DATA ENTRIES

-- BEGIN --

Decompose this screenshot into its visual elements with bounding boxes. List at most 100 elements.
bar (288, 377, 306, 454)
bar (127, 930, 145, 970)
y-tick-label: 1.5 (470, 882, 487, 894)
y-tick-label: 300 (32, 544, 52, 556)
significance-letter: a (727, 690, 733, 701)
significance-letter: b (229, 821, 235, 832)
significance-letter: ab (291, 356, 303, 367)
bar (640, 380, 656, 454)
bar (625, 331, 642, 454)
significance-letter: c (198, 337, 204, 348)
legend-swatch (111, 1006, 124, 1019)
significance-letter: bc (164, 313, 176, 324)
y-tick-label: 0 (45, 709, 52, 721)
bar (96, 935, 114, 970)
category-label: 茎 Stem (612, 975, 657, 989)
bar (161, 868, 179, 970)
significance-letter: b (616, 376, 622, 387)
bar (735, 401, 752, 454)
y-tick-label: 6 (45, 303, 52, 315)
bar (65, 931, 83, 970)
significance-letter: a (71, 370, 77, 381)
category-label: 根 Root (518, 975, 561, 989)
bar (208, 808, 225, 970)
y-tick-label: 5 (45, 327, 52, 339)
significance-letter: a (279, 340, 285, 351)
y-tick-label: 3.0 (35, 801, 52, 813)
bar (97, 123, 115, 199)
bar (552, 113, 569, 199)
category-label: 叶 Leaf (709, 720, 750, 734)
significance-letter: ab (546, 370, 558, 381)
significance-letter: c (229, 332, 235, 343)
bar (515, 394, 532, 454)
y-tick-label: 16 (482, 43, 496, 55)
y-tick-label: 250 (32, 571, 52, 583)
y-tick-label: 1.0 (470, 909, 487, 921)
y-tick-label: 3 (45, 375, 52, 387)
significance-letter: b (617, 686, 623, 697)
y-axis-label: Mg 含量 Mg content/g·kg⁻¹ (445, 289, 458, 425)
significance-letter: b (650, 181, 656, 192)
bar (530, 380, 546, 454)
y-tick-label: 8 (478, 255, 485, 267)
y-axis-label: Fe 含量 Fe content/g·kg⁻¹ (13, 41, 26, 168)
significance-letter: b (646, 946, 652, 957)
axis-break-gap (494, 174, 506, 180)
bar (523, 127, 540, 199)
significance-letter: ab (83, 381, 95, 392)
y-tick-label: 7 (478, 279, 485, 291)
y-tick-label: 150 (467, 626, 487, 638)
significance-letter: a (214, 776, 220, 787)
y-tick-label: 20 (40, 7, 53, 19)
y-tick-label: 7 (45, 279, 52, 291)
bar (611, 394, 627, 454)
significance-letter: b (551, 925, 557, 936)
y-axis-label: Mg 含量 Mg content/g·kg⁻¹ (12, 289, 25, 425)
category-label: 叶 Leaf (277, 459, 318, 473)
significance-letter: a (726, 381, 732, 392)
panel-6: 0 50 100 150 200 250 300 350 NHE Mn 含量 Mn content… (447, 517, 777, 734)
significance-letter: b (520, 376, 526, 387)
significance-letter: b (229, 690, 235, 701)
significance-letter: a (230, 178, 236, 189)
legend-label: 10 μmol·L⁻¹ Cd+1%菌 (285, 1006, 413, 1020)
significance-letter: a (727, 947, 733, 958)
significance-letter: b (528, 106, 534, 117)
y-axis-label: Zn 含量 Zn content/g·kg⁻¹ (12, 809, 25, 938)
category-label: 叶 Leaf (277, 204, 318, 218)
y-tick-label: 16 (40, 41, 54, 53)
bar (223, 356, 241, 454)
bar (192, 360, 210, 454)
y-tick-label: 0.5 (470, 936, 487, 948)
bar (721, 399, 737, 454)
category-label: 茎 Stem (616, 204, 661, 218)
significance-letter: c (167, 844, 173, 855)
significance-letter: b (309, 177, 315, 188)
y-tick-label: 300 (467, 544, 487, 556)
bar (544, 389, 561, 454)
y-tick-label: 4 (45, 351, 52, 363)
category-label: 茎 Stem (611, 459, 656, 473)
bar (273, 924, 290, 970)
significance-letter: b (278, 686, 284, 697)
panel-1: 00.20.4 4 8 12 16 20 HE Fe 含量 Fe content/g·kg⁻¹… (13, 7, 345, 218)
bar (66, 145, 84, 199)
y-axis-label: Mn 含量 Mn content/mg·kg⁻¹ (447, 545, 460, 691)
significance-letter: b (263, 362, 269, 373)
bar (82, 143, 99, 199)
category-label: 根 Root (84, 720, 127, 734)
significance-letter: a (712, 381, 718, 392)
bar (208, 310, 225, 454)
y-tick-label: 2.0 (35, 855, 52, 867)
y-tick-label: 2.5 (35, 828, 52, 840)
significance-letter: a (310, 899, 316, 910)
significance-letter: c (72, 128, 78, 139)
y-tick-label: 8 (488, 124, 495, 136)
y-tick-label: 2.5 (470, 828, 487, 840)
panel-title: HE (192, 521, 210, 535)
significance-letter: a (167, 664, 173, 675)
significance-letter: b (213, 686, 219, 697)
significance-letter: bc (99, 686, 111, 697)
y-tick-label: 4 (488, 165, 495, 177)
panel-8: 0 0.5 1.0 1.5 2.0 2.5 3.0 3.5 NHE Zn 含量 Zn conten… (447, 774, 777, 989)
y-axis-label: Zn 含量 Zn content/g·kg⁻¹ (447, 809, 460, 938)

-- END --

WHAT YOU HAVE TO DO
Copy every line of the material above verbatim, with each entry and its coordinates unchanged.

RESPONSE TO THE EXERCISE
Decompose this screenshot into its visual elements with bounding boxes. List at most 100 elements.
bar (288, 377, 306, 454)
bar (127, 930, 145, 970)
y-tick-label: 1.5 (470, 882, 487, 894)
y-tick-label: 300 (32, 544, 52, 556)
significance-letter: a (727, 690, 733, 701)
significance-letter: b (229, 821, 235, 832)
significance-letter: ab (291, 356, 303, 367)
bar (640, 380, 656, 454)
bar (625, 331, 642, 454)
significance-letter: c (198, 337, 204, 348)
legend-swatch (111, 1006, 124, 1019)
significance-letter: bc (164, 313, 176, 324)
y-tick-label: 0 (45, 709, 52, 721)
bar (96, 935, 114, 970)
category-label: 茎 Stem (612, 975, 657, 989)
bar (161, 868, 179, 970)
significance-letter: b (616, 376, 622, 387)
bar (735, 401, 752, 454)
y-tick-label: 6 (45, 303, 52, 315)
bar (65, 931, 83, 970)
significance-letter: a (71, 370, 77, 381)
category-label: 根 Root (518, 975, 561, 989)
bar (208, 808, 225, 970)
y-tick-label: 5 (45, 327, 52, 339)
significance-letter: a (279, 340, 285, 351)
y-tick-label: 3.0 (35, 801, 52, 813)
bar (97, 123, 115, 199)
bar (552, 113, 569, 199)
category-label: 叶 Leaf (709, 720, 750, 734)
significance-letter: ab (546, 370, 558, 381)
significance-letter: c (229, 332, 235, 343)
bar (515, 394, 532, 454)
y-tick-label: 16 (482, 43, 496, 55)
y-tick-label: 250 (32, 571, 52, 583)
y-tick-label: 1.0 (470, 909, 487, 921)
y-tick-label: 3 (45, 375, 52, 387)
significance-letter: b (617, 686, 623, 697)
y-axis-label: Mg 含量 Mg content/g·kg⁻¹ (445, 289, 458, 425)
significance-letter: b (650, 181, 656, 192)
bar (530, 380, 546, 454)
y-tick-label: 8 (478, 255, 485, 267)
y-axis-label: Fe 含量 Fe content/g·kg⁻¹ (13, 41, 26, 168)
significance-letter: b (646, 946, 652, 957)
axis-break-gap (494, 174, 506, 180)
bar (523, 127, 540, 199)
significance-letter: ab (83, 381, 95, 392)
y-tick-label: 7 (478, 279, 485, 291)
y-tick-label: 150 (467, 626, 487, 638)
significance-letter: a (214, 776, 220, 787)
y-tick-label: 20 (40, 7, 53, 19)
y-tick-label: 7 (45, 279, 52, 291)
bar (611, 394, 627, 454)
significance-letter: b (551, 925, 557, 936)
y-axis-label: Mg 含量 Mg content/g·kg⁻¹ (12, 289, 25, 425)
category-label: 叶 Leaf (277, 459, 318, 473)
significance-letter: a (726, 381, 732, 392)
panel-6: 0 50 100 150 200 250 300 350 NHE Mn 含量 Mn content… (447, 517, 777, 734)
significance-letter: b (520, 376, 526, 387)
significance-letter: b (229, 690, 235, 701)
significance-letter: a (230, 178, 236, 189)
legend-label: 10 μmol·L⁻¹ Cd+1%菌 (285, 1006, 413, 1020)
significance-letter: a (727, 947, 733, 958)
significance-letter: b (528, 106, 534, 117)
y-axis-label: Zn 含量 Zn content/g·kg⁻¹ (12, 809, 25, 938)
category-label: 叶 Leaf (277, 204, 318, 218)
y-tick-label: 16 (40, 41, 54, 53)
bar (223, 356, 241, 454)
bar (192, 360, 210, 454)
y-tick-label: 0.5 (470, 936, 487, 948)
bar (721, 399, 737, 454)
category-label: 茎 Stem (616, 204, 661, 218)
significance-letter: c (167, 844, 173, 855)
significance-letter: b (309, 177, 315, 188)
y-tick-label: 300 (467, 544, 487, 556)
bar (544, 389, 561, 454)
y-tick-label: 4 (45, 351, 52, 363)
category-label: 茎 Stem (611, 459, 656, 473)
bar (273, 924, 290, 970)
significance-letter: b (278, 686, 284, 697)
panel-1: 00.20.4 4 8 12 16 20 HE Fe 含量 Fe content/g·kg⁻¹… (13, 7, 345, 218)
bar (66, 145, 84, 199)
y-axis-label: Mn 含量 Mn content/mg·kg⁻¹ (447, 545, 460, 691)
significance-letter: b (263, 362, 269, 373)
bar (82, 143, 99, 199)
category-label: 根 Root (84, 720, 127, 734)
significance-letter: a (712, 381, 718, 392)
bar (208, 310, 225, 454)
y-tick-label: 2.0 (35, 855, 52, 867)
y-tick-label: 2.5 (35, 828, 52, 840)
significance-letter: a (310, 899, 316, 910)
significance-letter: c (72, 128, 78, 139)
y-tick-label: 8 (488, 124, 495, 136)
y-tick-label: 2.5 (470, 828, 487, 840)
panel-title: HE (192, 521, 210, 535)
significance-letter: a (167, 664, 173, 675)
significance-letter: b (213, 686, 219, 697)
significance-letter: bc (99, 686, 111, 697)
y-tick-label: 4 (488, 165, 495, 177)
panel-8: 0 0.5 1.0 1.5 2.0 2.5 3.0 3.5 NHE Zn 含量 Zn conten… (447, 774, 777, 989)
y-axis-label: Zn 含量 Zn content/g·kg⁻¹ (447, 809, 460, 938)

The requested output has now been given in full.